++++ Records shown ++++

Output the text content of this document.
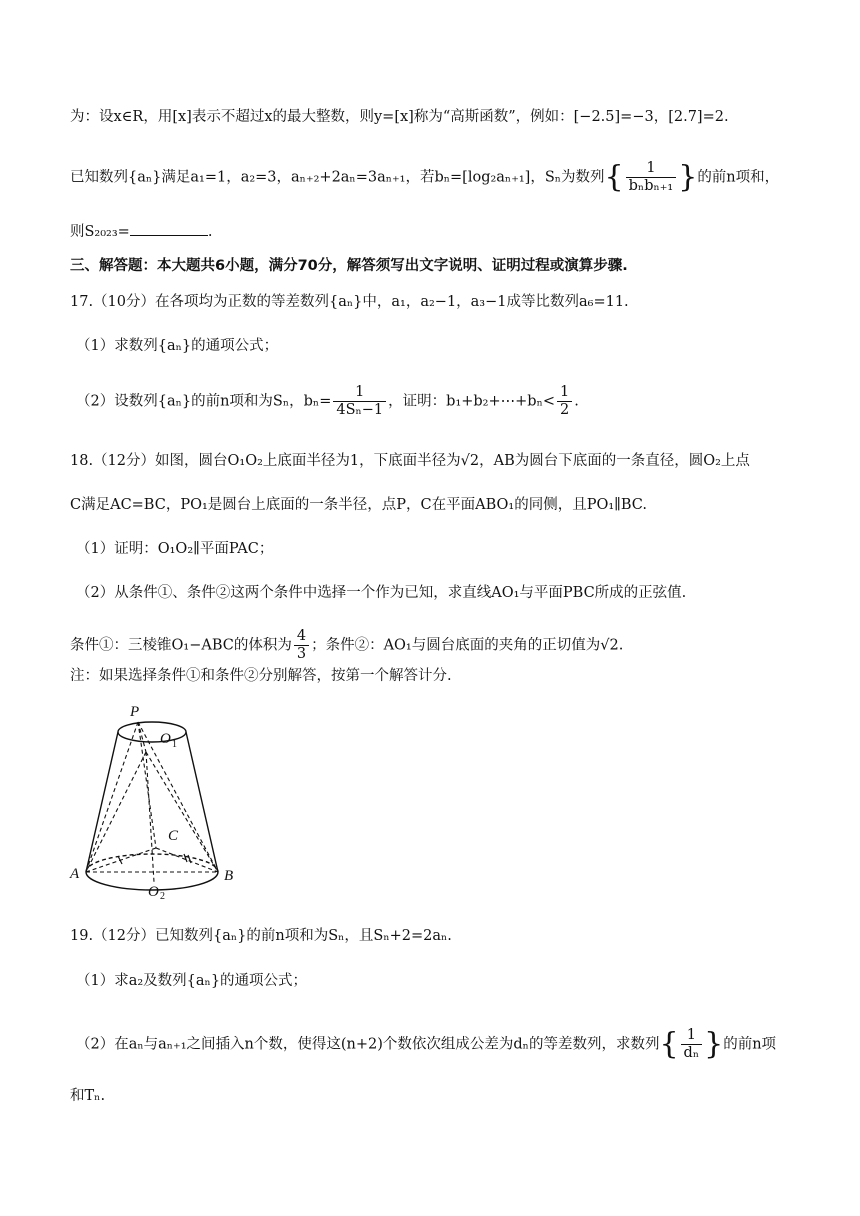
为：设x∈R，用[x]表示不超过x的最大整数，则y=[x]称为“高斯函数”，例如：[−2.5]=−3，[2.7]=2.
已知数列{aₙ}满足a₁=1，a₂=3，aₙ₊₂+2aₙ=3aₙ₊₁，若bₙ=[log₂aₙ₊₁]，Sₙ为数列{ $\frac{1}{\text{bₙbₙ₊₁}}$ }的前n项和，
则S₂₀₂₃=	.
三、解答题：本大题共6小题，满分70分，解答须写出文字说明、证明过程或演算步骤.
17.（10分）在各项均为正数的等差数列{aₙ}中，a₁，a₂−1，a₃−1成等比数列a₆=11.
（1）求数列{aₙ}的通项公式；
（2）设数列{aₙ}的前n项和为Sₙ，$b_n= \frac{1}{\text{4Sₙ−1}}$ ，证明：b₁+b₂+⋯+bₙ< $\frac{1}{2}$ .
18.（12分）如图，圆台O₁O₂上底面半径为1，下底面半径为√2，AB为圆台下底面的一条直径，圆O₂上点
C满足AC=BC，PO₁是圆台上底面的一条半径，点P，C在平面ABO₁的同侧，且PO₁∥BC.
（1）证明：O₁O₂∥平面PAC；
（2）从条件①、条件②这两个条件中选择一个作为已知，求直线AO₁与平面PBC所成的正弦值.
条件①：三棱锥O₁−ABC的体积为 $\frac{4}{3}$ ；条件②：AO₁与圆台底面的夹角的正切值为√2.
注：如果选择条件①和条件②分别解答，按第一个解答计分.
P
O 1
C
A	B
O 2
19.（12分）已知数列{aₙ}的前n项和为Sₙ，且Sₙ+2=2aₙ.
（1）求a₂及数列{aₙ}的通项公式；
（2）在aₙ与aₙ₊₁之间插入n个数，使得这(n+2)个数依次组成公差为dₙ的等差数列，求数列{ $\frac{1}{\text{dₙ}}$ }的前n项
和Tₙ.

++++
++++ Records shown ++++

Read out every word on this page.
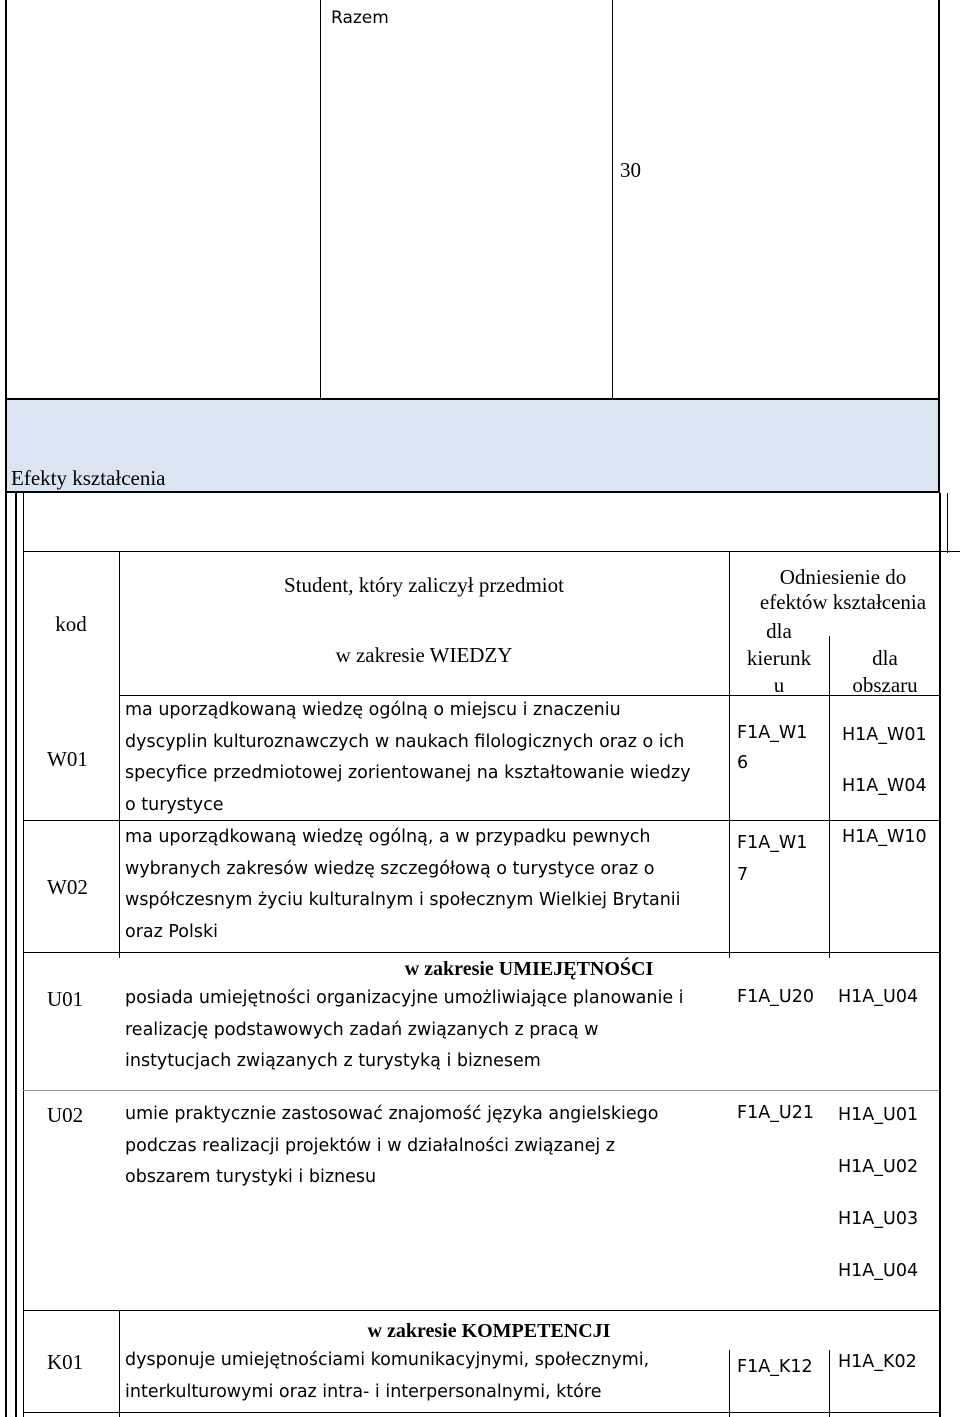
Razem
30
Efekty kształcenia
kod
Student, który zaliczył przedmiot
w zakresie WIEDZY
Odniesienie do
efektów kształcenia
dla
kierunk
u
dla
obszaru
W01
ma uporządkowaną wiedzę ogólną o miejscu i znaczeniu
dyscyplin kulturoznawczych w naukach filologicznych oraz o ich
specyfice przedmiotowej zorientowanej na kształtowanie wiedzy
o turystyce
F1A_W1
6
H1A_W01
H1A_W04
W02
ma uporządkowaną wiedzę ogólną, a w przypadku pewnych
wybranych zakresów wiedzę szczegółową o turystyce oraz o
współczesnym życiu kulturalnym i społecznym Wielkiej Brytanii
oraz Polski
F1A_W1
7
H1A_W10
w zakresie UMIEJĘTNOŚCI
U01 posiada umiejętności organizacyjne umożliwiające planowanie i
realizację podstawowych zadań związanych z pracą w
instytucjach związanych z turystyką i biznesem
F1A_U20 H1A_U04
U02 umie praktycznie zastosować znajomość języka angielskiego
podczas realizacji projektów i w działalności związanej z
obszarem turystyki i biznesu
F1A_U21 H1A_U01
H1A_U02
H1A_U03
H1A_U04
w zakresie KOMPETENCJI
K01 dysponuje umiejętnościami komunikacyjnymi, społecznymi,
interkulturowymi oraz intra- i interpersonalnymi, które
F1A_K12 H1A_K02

++++

> _Exercise objective_
Extract, from the material above, each line holding the word "ogólną".

> _Reply to the exercise_
ma uporządkowaną wiedzę ogólną o miejscu i znaczeniu
ma uporządkowaną wiedzę ogólną, a w przypadku pewnych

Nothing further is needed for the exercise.